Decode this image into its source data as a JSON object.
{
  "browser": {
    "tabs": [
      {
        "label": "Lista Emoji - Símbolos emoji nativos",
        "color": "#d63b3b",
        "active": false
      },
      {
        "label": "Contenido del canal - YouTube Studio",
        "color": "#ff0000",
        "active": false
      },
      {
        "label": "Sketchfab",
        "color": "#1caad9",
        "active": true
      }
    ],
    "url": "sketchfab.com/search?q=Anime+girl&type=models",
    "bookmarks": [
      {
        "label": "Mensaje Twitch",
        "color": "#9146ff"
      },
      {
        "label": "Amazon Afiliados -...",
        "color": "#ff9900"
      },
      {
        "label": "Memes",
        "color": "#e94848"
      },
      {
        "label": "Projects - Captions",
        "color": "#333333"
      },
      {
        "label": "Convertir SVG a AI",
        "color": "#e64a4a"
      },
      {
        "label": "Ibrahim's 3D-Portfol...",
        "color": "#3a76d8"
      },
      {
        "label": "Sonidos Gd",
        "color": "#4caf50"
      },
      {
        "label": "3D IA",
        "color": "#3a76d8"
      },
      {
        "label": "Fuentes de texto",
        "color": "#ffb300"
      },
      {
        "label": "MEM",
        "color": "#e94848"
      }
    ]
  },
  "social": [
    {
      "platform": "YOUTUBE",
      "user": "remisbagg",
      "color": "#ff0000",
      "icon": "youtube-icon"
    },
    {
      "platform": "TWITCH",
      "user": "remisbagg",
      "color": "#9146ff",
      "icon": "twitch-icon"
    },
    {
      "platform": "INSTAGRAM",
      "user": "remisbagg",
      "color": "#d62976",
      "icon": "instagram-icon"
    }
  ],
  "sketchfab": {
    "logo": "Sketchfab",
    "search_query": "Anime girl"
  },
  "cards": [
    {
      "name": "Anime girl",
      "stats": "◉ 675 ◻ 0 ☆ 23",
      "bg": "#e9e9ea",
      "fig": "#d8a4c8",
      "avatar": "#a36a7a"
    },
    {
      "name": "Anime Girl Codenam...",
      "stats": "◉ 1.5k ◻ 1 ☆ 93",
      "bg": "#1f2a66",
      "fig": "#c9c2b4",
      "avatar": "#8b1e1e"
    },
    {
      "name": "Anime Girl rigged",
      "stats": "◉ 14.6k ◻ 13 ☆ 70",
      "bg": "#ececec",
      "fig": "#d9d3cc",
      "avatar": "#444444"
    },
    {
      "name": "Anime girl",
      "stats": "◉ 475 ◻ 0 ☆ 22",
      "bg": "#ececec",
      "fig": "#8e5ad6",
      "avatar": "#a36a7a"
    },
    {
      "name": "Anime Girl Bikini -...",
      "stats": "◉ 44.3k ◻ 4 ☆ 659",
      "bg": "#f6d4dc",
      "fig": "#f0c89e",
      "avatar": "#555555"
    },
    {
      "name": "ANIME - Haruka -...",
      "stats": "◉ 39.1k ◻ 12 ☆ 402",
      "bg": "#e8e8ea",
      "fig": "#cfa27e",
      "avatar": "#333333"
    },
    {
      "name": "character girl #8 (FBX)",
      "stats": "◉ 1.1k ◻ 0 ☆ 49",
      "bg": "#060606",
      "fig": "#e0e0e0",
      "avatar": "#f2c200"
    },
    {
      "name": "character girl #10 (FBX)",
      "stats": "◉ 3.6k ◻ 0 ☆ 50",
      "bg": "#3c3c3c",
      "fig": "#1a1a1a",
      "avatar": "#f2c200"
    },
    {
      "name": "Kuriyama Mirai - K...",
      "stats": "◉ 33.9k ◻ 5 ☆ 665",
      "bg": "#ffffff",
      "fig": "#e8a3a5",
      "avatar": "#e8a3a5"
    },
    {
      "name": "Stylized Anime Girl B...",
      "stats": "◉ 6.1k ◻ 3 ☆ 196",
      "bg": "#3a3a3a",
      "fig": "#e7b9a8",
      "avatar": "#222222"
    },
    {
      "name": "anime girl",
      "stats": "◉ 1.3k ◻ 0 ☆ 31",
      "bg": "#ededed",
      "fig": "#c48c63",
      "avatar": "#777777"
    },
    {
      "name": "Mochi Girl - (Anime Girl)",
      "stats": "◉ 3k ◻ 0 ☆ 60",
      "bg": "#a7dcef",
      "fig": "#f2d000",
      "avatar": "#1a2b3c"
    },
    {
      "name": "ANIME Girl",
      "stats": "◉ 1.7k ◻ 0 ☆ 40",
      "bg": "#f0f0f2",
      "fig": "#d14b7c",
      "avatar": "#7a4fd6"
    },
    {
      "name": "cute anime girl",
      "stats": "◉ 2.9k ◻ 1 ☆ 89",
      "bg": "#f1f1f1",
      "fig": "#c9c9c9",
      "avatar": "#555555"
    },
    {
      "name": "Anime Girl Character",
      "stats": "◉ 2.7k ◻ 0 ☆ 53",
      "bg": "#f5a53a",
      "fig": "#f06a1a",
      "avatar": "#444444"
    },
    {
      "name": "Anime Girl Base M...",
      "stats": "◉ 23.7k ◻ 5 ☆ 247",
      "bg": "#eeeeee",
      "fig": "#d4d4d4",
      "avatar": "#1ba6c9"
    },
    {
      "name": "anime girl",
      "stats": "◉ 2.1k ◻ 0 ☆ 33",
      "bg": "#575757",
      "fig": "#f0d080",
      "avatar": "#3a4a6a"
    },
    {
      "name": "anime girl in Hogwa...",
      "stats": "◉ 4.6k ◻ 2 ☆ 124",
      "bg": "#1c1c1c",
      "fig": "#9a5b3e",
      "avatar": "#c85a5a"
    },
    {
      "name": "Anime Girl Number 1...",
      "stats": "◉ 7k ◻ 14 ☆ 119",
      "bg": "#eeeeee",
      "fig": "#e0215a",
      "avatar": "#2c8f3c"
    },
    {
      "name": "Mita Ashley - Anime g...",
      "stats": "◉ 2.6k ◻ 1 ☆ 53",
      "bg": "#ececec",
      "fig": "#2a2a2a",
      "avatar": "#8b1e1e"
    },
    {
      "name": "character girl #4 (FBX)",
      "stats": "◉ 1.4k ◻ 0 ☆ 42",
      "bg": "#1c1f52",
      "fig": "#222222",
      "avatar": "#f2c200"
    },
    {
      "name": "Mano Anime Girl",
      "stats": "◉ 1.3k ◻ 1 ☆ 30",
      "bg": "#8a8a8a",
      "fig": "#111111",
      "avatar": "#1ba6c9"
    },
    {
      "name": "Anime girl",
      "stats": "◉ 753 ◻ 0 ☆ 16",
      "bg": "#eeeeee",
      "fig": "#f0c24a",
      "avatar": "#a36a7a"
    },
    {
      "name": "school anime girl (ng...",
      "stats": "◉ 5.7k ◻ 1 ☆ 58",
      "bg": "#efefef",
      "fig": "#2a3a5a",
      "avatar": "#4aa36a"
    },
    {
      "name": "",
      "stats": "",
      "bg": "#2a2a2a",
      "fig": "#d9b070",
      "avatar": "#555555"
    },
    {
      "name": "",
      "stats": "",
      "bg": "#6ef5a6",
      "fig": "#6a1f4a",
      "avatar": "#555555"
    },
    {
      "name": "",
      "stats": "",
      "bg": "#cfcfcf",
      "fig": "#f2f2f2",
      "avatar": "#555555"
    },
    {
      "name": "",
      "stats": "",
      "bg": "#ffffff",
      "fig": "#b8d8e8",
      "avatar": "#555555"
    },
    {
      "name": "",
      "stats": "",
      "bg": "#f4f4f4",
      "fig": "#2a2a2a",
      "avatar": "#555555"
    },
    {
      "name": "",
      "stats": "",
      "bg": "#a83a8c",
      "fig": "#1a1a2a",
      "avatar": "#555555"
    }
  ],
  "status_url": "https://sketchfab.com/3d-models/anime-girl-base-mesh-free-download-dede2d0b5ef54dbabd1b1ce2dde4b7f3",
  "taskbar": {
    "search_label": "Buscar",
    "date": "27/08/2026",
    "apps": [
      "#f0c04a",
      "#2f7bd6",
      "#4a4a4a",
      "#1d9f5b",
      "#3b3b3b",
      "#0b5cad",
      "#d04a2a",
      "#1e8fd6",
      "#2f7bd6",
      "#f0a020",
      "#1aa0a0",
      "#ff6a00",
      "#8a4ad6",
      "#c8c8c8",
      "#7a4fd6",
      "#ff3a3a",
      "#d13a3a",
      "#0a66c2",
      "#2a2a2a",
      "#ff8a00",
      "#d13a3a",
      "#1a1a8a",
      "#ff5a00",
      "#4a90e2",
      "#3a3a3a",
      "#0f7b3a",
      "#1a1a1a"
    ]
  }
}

***

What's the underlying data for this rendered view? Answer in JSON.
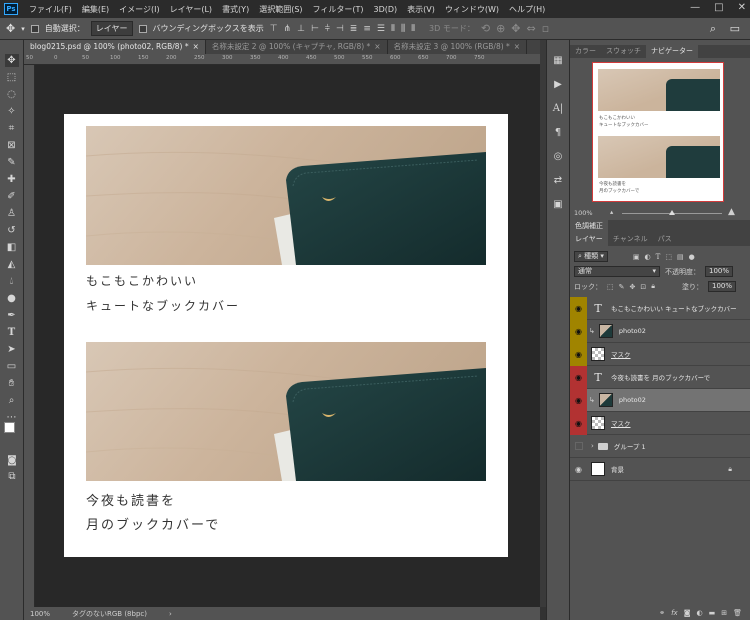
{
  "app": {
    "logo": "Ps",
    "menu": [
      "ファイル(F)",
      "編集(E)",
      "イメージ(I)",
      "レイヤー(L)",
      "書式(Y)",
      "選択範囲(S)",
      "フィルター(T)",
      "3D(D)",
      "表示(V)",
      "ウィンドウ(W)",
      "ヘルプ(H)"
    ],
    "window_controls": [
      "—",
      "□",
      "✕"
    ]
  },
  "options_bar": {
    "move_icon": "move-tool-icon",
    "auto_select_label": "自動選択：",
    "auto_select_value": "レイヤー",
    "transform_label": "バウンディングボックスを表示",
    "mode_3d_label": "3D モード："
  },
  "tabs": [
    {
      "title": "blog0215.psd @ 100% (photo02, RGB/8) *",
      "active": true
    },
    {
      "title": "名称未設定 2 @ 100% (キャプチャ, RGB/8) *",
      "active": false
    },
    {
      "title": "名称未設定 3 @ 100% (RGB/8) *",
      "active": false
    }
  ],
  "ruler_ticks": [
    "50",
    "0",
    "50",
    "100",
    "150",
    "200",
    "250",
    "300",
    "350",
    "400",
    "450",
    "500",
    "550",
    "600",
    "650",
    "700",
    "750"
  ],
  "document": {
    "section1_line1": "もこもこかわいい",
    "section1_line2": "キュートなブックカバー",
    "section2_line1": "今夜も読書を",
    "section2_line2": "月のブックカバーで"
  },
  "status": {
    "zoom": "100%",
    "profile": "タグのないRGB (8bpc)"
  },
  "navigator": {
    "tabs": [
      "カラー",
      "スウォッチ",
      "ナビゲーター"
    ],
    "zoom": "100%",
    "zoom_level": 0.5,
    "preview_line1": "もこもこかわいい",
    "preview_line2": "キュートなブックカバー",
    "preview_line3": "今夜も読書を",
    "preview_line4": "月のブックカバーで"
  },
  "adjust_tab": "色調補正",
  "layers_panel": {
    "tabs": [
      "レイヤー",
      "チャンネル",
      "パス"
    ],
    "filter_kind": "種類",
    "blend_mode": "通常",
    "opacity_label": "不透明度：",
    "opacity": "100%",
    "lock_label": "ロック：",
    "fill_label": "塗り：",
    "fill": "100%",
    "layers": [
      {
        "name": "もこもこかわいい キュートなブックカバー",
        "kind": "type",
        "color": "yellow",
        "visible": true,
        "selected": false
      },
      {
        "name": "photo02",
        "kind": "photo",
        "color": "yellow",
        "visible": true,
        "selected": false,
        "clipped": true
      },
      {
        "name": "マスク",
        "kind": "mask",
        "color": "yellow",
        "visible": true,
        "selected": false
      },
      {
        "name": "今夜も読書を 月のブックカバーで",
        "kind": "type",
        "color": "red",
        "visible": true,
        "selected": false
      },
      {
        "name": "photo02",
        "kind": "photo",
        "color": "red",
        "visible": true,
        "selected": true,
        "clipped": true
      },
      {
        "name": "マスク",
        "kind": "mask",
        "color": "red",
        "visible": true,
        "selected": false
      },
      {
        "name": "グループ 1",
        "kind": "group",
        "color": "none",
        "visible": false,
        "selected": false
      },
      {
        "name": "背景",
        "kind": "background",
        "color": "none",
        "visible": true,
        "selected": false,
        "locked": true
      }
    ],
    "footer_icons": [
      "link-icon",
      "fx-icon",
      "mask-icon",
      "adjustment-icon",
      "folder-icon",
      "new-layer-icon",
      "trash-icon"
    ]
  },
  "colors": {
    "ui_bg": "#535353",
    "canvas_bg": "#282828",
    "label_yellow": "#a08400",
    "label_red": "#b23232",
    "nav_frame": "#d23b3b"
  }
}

***

Your instructions: Show every line from the listing above in which the string "data" appears.

Response:
Decode this image into its source data as a JSON object.
What's the underlying data for this rendered view? Answer in JSON.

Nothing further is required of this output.